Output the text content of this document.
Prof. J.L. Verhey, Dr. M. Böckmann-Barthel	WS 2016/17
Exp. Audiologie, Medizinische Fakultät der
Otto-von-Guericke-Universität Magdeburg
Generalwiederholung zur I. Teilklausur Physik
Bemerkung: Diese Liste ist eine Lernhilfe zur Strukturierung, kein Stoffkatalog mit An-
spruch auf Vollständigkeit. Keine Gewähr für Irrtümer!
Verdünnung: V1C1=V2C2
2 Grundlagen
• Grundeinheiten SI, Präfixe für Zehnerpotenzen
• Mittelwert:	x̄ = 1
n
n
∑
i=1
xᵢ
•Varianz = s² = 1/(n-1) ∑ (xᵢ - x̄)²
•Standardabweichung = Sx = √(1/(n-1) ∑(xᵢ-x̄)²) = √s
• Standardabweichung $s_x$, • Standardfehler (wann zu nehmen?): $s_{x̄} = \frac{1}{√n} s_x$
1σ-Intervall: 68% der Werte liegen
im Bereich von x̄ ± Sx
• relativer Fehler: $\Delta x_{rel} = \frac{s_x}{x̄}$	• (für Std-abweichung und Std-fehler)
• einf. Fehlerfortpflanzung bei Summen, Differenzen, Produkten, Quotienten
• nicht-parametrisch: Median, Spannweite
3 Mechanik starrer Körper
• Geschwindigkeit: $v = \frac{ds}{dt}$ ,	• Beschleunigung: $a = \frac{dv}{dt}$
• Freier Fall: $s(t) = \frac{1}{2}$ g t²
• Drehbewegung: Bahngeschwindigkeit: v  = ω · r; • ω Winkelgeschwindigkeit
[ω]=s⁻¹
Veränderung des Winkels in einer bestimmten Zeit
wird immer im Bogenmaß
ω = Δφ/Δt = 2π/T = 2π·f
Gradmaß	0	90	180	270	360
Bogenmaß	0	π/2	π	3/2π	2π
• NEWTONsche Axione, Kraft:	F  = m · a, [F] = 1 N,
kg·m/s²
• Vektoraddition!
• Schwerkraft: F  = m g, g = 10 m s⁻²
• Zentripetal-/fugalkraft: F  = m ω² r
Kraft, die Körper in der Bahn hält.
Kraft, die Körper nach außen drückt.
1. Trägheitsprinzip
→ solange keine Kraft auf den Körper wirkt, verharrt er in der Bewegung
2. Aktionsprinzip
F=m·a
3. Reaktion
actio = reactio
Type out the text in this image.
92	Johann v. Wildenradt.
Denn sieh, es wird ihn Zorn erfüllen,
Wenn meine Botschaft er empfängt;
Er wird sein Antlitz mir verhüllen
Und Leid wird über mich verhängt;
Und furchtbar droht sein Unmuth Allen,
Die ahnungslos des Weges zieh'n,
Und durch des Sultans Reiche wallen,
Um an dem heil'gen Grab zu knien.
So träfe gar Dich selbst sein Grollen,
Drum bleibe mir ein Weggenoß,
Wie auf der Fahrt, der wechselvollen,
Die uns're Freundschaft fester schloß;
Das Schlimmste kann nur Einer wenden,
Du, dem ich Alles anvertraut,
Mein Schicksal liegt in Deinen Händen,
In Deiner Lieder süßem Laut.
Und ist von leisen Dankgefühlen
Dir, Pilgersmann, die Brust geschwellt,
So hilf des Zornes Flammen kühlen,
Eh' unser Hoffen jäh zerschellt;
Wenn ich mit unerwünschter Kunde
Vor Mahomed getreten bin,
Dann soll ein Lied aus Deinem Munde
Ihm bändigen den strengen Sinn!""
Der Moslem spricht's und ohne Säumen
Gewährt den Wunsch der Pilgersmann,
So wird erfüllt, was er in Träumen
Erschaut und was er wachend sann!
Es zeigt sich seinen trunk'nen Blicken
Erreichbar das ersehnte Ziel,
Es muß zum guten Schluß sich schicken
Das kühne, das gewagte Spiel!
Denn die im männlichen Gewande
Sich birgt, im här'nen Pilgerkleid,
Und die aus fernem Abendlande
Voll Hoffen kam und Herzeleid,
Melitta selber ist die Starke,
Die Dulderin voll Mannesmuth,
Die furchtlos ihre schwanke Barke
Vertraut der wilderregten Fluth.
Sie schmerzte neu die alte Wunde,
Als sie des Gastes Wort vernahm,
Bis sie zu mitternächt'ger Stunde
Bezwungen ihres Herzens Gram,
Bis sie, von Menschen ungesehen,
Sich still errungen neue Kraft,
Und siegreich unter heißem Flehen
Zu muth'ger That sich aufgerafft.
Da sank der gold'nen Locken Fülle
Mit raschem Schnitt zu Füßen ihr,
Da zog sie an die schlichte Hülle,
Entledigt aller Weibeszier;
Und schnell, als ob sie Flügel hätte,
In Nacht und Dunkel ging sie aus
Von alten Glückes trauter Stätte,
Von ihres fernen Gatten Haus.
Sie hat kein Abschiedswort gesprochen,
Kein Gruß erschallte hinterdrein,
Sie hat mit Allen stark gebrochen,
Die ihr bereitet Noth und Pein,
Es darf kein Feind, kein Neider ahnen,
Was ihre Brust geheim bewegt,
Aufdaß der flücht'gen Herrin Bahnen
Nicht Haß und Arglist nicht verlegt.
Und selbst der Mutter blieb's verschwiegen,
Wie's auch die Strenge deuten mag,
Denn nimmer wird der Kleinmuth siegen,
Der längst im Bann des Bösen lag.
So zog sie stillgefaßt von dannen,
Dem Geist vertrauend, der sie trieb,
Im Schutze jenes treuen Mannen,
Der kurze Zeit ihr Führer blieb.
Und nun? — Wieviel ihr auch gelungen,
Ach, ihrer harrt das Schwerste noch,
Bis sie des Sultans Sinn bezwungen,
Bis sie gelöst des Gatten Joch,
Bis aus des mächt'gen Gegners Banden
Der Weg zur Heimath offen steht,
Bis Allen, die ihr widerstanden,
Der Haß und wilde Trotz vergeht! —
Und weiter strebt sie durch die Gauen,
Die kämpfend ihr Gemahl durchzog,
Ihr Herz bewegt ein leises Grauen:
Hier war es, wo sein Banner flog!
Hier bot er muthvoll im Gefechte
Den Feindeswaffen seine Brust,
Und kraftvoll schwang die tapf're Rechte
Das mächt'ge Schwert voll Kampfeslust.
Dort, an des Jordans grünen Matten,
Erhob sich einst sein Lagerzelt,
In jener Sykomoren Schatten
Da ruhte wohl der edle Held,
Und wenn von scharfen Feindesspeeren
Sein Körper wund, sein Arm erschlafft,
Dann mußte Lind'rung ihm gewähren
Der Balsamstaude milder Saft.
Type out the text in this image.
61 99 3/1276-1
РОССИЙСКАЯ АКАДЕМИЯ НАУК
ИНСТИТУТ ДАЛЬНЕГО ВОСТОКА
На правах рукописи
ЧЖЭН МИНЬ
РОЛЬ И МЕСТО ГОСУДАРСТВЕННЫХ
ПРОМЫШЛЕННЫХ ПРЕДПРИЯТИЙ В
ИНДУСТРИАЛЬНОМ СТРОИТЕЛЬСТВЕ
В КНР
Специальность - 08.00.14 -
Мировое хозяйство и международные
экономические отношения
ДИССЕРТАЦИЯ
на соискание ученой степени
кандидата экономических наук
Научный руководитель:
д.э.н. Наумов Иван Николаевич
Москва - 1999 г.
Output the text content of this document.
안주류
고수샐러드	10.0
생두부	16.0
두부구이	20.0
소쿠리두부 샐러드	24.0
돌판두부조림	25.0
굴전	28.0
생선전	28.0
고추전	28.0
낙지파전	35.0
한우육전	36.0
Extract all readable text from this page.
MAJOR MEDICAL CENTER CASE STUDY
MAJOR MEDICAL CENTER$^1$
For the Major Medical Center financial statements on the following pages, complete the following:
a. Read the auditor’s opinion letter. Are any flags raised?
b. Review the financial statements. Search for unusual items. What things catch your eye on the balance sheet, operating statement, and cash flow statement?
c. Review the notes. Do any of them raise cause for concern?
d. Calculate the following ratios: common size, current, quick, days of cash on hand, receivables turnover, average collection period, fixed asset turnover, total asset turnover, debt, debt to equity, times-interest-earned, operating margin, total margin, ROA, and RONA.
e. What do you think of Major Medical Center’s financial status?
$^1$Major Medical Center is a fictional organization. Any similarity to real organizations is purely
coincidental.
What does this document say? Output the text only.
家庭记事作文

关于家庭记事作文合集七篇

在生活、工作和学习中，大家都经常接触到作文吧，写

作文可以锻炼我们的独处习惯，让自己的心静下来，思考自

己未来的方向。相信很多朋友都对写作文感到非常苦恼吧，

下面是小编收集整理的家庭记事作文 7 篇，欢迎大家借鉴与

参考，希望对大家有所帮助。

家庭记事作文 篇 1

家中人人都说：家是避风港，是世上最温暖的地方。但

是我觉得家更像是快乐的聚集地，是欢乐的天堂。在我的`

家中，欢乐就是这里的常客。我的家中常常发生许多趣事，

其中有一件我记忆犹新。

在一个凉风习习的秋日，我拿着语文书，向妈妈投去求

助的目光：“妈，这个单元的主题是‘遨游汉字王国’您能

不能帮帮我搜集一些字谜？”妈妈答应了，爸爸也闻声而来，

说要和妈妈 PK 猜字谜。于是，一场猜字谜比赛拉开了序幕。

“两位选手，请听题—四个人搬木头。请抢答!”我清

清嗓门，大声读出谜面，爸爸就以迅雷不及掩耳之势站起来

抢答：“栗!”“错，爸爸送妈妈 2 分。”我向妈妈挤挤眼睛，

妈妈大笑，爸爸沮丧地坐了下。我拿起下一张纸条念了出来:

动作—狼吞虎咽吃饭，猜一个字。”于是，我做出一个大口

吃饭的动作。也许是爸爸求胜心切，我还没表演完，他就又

◆ What to work on
Find every line in the listing that holds the string "Brust", then say how many there are as a bare number.

◆ Exercise answer
3